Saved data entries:

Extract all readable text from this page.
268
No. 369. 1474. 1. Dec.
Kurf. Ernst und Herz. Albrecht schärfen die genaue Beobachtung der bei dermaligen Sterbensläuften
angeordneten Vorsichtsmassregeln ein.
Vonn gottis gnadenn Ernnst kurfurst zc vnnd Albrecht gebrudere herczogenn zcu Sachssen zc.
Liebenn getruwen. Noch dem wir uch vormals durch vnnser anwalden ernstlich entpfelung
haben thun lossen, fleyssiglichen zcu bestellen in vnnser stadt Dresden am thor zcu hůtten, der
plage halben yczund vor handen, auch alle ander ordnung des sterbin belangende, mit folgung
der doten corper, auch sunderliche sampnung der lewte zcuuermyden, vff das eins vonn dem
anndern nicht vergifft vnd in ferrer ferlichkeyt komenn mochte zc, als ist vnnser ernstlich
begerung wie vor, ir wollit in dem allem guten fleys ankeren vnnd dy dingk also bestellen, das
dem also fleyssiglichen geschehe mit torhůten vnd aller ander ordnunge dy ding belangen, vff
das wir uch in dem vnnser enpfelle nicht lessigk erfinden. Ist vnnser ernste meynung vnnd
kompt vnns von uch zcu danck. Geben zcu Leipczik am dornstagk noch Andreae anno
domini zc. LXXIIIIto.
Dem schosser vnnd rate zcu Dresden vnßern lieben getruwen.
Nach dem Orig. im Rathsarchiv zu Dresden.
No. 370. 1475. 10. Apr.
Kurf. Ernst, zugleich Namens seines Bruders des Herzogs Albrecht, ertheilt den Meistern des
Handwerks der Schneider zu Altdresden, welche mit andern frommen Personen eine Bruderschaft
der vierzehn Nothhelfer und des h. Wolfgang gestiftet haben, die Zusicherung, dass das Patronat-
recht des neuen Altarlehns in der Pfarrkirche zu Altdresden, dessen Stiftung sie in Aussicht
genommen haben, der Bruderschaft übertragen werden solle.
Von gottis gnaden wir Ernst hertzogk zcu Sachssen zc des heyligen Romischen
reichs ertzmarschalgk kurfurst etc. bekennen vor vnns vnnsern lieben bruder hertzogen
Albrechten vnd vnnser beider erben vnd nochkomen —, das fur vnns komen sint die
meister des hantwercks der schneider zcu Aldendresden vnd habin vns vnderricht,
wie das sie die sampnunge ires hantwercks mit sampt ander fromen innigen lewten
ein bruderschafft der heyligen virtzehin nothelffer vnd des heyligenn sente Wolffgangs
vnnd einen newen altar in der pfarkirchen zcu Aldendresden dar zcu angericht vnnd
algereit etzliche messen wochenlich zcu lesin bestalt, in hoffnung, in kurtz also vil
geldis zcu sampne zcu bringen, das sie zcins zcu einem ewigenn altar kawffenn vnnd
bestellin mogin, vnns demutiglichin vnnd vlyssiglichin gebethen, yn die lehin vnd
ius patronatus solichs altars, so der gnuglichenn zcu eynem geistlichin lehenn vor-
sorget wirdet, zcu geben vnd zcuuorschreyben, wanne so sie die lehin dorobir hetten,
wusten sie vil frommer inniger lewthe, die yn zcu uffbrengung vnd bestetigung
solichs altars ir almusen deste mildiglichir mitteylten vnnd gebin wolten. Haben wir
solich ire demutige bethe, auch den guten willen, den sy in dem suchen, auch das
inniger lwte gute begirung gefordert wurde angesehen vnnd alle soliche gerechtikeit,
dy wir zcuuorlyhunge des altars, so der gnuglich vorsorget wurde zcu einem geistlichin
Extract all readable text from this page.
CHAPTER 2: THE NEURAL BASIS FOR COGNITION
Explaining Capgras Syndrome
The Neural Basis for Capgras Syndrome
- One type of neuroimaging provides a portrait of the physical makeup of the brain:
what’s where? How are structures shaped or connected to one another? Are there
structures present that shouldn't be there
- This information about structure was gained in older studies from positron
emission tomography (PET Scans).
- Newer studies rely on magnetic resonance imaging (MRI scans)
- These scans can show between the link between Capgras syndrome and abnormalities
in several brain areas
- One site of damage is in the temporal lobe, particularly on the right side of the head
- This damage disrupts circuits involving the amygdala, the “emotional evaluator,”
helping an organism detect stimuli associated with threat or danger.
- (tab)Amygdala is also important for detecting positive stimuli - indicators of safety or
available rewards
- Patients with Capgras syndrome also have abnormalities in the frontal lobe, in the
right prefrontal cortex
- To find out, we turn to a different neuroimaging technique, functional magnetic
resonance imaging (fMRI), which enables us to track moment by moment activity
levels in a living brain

_Exercise details_.
Transcribe, in full, each record that appears above.

_Result below_.
Extract all readable text from this page.
268
No. 369. 1474. 1. Dec.
Kurf. Ernst und Herz. Albrecht schärfen die genaue Beobachtung der bei dermaligen Sterbensläuften
angeordneten Vorsichtsmassregeln ein.
Vonn gottis gnadenn Ernnst kurfurst zc vnnd Albrecht gebrudere herczogenn zcu Sachssen zc.
Liebenn getruwen. Noch dem wir uch vormals durch vnnser anwalden ernstlich entpfelung
haben thun lossen, fleyssiglichen zcu bestellen in vnnser stadt Dresden am thor zcu hůtten, der
plage halben yczund vor handen, auch alle ander ordnung des sterbin belangende, mit folgung
der doten corper, auch sunderliche sampnung der lewte zcuuermyden, vff das eins vonn dem
anndern nicht vergifft vnd in ferrer ferlichkeyt komenn mochte zc, als ist vnnser ernstlich
begerung wie vor, ir wollit in dem allem guten fleys ankeren vnnd dy dingk also bestellen, das
dem also fleyssiglichen geschehe mit torhůten vnd aller ander ordnunge dy ding belangen, vff
das wir uch in dem vnnser enpfelle nicht lessigk erfinden. Ist vnnser ernste meynung vnnd
kompt vnns von uch zcu danck. Geben zcu Leipczik am dornstagk noch Andreae anno
domini zc. LXXIIIIto.
Dem schosser vnnd rate zcu Dresden vnßern lieben getruwen.
Nach dem Orig. im Rathsarchiv zu Dresden.
No. 370. 1475. 10. Apr.
Kurf. Ernst, zugleich Namens seines Bruders des Herzogs Albrecht, ertheilt den Meistern des
Handwerks der Schneider zu Altdresden, welche mit andern frommen Personen eine Bruderschaft
der vierzehn Nothhelfer und des h. Wolfgang gestiftet haben, die Zusicherung, dass das Patronat-
recht des neuen Altarlehns in der Pfarrkirche zu Altdresden, dessen Stiftung sie in Aussicht
genommen haben, der Bruderschaft übertragen werden solle.
Von gottis gnaden wir Ernst hertzogk zcu Sachssen zc des heyligen Romischen
reichs ertzmarschalgk kurfurst etc. bekennen vor vnns vnnsern lieben bruder hertzogen
Albrechten vnd vnnser beider erben vnd nochkomen —, das fur vnns komen sint die
meister des hantwercks der schneider zcu Aldendresden vnd habin vns vnderricht,
wie das sie die sampnunge ires hantwercks mit sampt ander fromen innigen lewten
ein bruderschafft der heyligen virtzehin nothelffer vnd des heyligenn sente Wolffgangs
vnnd einen newen altar in der pfarkirchen zcu Aldendresden dar zcu angericht vnnd
algereit etzliche messen wochenlich zcu lesin bestalt, in hoffnung, in kurtz also vil
geldis zcu sampne zcu bringen, das sie zcins zcu einem ewigenn altar kawffenn vnnd
bestellin mogin, vnns demutiglichin vnnd vlyssiglichin gebethen, yn die lehin vnd
ius patronatus solichs altars, so der gnuglichenn zcu eynem geistlichin lehenn vor-
sorget wirdet, zcu geben vnd zcuuorschreyben, wanne so sie die lehin dorobir hetten,
wusten sie vil frommer inniger lewthe, die yn zcu uffbrengung vnd bestetigung
solichs altars ir almusen deste mildiglichir mitteylten vnnd gebin wolten. Haben wir
solich ire demutige bethe, auch den guten willen, den sy in dem suchen, auch das
inniger lwte gute begirung gefordert wurde angesehen vnnd alle soliche gerechtikeit,
dy wir zcuuorlyhunge des altars, so der gnuglich vorsorget wurde zcu einem geistlichin
Extract all readable text from this page.
CHAPTER 2: THE NEURAL BASIS FOR COGNITION
Explaining Capgras Syndrome
The Neural Basis for Capgras Syndrome
- One type of neuroimaging provides a portrait of the physical makeup of the brain:
what’s where? How are structures shaped or connected to one another? Are there
structures present that shouldn't be there
- This information about structure was gained in older studies from positron
emission tomography (PET Scans).
- Newer studies rely on magnetic resonance imaging (MRI scans)
- These scans can show between the link between Capgras syndrome and abnormalities
in several brain areas
- One site of damage is in the temporal lobe, particularly on the right side of the head
- This damage disrupts circuits involving the amygdala, the “emotional evaluator,”
helping an organism detect stimuli associated with threat or danger.
- (tab)Amygdala is also important for detecting positive stimuli - indicators of safety or
available rewards
- Patients with Capgras syndrome also have abnormalities in the frontal lobe, in the
right prefrontal cortex
- To find out, we turn to a different neuroimaging technique, functional magnetic
resonance imaging (fMRI), which enables us to track moment by moment activity
levels in a living brain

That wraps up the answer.